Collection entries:
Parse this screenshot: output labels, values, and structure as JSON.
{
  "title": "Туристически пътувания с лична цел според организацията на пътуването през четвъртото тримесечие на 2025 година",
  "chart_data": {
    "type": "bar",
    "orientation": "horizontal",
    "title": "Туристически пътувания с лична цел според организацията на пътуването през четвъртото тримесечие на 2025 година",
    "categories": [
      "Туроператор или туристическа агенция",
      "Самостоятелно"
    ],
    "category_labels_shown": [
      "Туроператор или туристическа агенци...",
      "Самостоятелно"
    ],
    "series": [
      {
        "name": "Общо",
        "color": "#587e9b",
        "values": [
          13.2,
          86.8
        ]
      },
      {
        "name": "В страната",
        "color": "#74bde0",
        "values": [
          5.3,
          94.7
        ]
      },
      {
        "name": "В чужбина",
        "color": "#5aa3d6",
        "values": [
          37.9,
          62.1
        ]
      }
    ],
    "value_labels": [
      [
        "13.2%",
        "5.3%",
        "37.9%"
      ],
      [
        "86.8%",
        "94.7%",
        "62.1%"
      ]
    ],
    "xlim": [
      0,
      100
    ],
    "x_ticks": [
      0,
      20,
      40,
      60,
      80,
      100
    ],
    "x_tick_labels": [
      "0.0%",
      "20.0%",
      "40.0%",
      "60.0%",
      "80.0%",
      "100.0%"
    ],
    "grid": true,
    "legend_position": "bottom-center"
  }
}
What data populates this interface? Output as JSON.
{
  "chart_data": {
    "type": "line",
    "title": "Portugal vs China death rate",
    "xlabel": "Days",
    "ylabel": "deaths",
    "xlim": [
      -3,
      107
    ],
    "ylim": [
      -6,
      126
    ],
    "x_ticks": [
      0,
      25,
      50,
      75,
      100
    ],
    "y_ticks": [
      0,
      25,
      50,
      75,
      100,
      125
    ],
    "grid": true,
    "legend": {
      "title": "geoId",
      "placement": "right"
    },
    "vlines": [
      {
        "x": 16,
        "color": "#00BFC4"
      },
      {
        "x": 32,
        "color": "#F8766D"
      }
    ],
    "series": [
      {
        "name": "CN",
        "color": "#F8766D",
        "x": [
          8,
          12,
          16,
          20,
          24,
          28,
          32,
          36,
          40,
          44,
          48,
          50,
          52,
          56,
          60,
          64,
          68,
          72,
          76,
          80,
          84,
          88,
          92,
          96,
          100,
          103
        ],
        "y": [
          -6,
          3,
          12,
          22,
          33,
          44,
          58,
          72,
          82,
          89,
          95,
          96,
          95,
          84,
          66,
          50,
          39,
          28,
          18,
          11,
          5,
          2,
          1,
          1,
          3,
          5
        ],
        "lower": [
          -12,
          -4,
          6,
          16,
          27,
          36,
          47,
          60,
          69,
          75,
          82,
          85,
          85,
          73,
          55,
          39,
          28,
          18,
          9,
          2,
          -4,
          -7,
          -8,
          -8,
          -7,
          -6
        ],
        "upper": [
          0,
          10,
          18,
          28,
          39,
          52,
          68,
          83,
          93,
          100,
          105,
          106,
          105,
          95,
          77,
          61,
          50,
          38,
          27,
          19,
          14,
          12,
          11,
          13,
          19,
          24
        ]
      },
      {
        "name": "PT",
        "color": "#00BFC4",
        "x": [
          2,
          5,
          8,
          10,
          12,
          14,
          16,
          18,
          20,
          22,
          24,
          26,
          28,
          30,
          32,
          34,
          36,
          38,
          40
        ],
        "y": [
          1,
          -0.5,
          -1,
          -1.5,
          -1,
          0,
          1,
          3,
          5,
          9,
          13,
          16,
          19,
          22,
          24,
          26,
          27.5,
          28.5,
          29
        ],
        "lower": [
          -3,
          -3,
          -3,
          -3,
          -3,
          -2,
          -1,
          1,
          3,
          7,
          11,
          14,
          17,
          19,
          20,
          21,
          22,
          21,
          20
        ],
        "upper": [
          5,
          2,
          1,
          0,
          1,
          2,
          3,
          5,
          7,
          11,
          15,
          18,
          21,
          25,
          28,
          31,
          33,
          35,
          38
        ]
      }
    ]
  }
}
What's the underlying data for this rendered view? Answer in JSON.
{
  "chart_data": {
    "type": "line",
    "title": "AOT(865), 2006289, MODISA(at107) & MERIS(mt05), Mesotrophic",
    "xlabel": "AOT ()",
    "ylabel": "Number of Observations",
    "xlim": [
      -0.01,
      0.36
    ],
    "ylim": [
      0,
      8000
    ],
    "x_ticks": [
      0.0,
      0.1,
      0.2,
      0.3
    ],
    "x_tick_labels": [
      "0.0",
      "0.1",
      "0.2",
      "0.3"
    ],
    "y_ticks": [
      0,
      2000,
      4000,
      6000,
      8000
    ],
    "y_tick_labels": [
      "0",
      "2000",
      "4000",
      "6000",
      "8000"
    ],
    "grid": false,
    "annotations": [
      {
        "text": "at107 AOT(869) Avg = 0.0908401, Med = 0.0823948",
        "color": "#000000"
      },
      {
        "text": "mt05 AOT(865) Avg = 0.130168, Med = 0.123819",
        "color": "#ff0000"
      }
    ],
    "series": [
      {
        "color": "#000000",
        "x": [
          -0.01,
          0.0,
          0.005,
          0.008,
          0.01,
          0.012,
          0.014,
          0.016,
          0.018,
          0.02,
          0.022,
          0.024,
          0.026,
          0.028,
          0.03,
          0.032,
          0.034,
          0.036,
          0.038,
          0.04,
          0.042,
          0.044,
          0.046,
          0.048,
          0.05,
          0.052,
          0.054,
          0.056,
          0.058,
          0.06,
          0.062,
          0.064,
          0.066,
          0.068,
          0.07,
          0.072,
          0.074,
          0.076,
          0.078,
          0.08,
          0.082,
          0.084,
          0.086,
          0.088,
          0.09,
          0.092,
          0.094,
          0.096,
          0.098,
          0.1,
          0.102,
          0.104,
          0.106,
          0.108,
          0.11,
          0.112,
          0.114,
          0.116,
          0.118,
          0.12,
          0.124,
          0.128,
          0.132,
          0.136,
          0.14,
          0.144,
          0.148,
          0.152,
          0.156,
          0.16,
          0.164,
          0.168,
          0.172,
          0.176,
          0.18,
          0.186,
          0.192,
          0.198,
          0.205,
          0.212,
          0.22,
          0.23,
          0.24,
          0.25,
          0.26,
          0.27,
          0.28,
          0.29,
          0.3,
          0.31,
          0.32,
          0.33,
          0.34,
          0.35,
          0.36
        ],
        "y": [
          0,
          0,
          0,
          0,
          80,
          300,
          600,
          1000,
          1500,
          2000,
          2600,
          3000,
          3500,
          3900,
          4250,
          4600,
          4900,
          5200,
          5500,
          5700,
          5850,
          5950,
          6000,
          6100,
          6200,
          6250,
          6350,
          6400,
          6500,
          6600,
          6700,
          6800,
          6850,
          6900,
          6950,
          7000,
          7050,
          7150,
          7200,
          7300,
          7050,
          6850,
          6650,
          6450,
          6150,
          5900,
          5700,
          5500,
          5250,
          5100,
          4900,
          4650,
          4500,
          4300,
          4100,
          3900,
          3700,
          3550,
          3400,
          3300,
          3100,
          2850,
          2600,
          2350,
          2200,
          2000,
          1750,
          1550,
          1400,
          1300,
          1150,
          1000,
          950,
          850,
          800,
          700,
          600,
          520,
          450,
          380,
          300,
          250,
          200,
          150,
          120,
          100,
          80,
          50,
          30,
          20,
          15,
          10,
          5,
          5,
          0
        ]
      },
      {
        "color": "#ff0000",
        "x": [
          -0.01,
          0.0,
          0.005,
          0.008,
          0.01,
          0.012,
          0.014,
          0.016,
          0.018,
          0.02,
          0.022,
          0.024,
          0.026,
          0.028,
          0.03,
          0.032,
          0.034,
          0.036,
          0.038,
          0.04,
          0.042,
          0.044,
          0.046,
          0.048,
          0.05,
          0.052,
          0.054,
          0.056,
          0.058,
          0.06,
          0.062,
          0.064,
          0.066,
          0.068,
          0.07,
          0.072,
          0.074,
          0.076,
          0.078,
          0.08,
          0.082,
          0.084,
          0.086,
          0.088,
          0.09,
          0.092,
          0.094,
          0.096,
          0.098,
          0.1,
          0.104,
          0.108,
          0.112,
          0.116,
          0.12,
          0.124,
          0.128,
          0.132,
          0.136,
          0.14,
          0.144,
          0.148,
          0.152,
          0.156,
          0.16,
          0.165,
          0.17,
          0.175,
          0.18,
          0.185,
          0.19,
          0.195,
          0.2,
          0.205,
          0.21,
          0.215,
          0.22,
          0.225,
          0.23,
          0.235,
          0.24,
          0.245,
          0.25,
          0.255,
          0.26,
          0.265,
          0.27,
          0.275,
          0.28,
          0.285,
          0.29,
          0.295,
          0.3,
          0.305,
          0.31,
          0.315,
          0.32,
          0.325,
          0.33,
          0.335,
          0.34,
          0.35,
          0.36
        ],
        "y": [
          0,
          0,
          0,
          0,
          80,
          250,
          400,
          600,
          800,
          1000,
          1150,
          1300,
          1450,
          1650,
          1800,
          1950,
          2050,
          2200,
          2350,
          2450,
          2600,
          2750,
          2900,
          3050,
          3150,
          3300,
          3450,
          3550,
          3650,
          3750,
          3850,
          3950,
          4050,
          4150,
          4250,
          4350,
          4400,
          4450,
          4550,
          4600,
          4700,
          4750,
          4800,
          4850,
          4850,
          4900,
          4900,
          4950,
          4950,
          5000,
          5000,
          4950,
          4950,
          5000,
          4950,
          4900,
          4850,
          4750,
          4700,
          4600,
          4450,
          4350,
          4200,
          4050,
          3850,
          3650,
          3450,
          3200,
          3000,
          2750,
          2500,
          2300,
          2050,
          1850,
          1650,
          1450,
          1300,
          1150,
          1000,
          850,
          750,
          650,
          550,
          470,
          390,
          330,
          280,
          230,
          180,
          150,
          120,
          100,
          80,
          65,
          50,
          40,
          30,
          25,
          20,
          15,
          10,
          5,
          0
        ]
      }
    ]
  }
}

Aim of the task
Across the entries above, how many lines contain "туристическа"? Provide only the count.

Answer to this task
2